Job
Look through the material below. Copy every line with the string "market" in it.

--- Records for processing ---

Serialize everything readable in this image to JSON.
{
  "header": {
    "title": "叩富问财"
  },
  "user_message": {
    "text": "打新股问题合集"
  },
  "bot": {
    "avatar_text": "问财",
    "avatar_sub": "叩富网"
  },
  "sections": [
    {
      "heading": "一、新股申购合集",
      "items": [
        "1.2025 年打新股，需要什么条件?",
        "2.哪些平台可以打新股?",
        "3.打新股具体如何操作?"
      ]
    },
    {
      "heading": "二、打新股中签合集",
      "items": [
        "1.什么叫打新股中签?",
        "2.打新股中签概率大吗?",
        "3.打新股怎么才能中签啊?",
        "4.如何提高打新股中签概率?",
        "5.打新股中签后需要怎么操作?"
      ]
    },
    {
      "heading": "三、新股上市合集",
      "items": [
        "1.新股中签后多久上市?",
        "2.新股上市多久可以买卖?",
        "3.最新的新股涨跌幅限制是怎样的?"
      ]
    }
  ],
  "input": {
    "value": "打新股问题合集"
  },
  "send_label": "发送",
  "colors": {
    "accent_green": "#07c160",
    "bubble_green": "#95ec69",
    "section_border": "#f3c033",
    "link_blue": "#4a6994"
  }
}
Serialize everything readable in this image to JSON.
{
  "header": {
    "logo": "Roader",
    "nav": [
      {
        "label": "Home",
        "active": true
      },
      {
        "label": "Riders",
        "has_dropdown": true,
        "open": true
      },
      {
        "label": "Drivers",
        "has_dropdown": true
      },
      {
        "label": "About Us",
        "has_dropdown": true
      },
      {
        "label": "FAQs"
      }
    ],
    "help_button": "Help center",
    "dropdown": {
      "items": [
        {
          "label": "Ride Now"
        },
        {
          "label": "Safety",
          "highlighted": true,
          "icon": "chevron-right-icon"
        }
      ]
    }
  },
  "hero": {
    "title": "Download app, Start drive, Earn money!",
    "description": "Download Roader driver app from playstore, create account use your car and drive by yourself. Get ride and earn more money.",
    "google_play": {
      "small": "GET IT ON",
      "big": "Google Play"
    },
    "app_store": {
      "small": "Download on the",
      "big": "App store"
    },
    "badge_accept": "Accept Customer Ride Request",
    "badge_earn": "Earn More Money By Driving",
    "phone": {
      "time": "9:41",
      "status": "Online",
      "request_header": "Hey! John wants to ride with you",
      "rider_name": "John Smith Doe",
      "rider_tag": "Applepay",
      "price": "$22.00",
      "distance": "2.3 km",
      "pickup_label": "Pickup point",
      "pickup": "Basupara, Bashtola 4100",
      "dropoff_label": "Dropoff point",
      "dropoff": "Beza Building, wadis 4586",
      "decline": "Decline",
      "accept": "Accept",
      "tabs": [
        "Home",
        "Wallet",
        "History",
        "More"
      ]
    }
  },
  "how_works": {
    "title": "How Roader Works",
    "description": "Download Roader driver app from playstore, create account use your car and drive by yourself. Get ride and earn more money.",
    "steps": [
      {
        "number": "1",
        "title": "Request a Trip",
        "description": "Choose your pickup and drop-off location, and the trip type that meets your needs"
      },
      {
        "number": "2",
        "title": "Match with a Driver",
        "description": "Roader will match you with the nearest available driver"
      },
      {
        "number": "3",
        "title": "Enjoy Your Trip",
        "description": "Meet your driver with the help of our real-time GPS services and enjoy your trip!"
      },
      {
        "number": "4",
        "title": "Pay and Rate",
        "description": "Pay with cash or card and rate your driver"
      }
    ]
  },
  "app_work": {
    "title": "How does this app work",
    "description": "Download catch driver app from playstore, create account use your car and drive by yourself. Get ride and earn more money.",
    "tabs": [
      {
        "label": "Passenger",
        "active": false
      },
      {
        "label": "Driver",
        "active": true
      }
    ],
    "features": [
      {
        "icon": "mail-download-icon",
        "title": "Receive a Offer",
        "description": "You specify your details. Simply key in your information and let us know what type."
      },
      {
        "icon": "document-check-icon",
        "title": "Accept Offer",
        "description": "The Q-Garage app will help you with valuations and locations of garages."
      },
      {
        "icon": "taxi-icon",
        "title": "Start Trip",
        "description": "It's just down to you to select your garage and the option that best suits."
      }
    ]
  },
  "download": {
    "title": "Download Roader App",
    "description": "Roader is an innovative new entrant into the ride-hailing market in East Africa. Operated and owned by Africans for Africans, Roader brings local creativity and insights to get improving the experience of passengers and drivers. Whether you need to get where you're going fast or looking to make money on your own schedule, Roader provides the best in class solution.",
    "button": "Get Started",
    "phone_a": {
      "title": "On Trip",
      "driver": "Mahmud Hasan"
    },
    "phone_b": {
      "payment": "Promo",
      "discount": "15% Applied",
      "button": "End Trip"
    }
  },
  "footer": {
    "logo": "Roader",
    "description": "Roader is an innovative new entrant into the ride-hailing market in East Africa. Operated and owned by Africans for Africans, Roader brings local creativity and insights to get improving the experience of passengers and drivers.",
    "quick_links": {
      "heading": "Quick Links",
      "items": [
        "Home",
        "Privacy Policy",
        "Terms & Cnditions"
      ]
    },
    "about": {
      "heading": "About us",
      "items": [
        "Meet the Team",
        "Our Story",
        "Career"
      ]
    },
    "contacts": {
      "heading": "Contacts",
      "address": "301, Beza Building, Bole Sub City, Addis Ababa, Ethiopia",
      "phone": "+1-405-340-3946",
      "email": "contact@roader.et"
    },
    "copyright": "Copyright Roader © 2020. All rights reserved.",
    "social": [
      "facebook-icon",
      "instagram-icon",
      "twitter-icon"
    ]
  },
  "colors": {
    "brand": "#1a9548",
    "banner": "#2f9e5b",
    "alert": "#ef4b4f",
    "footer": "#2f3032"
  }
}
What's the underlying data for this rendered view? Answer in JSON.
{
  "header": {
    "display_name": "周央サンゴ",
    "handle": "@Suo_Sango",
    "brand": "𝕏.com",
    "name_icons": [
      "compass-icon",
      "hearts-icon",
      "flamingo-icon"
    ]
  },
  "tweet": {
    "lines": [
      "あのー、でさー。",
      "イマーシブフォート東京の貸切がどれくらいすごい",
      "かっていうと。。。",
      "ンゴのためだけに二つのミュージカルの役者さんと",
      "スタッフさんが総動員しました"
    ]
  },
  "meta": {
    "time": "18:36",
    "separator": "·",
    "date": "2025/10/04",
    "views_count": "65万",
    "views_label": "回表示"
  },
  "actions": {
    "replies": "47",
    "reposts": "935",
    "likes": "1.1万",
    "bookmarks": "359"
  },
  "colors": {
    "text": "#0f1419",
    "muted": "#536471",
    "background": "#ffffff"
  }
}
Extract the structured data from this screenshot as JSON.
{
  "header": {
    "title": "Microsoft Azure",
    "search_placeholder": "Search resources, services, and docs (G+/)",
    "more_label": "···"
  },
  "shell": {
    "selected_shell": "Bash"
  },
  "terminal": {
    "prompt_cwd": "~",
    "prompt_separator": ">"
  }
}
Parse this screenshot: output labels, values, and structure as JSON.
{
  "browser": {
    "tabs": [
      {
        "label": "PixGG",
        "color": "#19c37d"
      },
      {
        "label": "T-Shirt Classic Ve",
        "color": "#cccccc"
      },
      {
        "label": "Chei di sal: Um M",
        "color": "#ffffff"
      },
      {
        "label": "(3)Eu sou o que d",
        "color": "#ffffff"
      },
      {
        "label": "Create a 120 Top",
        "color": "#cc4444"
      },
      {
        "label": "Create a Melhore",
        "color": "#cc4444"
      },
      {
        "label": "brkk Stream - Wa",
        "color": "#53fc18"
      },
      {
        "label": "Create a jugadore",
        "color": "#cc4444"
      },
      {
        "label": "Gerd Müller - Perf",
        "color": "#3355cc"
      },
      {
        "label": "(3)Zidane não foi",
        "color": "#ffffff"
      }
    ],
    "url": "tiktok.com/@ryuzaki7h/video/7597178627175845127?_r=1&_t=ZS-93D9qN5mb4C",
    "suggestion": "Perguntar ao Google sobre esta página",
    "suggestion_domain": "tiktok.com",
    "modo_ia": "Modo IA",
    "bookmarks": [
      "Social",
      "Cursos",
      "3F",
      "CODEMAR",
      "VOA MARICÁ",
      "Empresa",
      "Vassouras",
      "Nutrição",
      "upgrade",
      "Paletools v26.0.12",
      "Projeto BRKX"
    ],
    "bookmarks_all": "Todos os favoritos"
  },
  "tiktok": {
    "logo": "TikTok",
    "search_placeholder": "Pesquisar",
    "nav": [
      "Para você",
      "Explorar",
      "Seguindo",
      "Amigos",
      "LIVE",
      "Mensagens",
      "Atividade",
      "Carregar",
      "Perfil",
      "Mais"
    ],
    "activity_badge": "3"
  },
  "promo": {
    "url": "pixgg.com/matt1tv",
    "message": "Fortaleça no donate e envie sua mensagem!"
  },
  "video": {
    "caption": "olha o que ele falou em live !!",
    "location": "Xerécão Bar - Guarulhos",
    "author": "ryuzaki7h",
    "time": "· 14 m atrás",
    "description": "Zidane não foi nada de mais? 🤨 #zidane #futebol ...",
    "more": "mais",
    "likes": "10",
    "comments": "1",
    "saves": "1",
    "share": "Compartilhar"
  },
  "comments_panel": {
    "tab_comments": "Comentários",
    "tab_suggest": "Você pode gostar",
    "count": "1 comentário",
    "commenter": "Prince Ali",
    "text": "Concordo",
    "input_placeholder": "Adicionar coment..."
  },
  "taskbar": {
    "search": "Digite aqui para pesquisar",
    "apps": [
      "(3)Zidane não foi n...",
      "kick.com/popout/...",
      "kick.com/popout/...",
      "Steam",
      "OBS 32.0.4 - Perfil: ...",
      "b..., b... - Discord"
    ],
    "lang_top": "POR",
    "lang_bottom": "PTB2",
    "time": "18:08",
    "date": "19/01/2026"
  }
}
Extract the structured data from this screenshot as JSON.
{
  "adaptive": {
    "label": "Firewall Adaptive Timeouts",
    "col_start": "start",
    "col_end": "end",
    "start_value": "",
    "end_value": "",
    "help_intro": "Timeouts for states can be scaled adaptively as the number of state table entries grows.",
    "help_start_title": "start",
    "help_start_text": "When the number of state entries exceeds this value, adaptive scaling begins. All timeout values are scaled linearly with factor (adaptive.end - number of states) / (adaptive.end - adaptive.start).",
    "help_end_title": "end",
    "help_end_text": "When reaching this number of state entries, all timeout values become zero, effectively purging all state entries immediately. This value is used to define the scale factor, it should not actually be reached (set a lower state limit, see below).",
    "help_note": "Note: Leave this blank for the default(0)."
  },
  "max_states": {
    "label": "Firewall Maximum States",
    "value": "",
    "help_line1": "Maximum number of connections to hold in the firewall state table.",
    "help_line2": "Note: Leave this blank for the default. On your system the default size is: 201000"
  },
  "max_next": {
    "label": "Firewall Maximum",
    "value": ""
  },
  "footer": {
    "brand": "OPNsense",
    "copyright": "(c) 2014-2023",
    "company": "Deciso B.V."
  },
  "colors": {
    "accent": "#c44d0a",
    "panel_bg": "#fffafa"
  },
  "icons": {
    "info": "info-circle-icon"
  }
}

---

Solution
    "description": "Roader is an innovative new entrant into the ride-hailing market in East Africa. Operated and owned by Africans for Africans, Roader brings local creativity and insights to get improving the experience of passengers and drivers. Whether you need to get where you're going fast or looking to make money on your own schedule, Roader provides the best in class solution.",
    "description": "Roader is an innovative new entrant into the ride-hailing market in East Africa. Operated and owned by Africans for Africans, Roader brings local creativity and insights to get improving the experience of passengers and drivers.",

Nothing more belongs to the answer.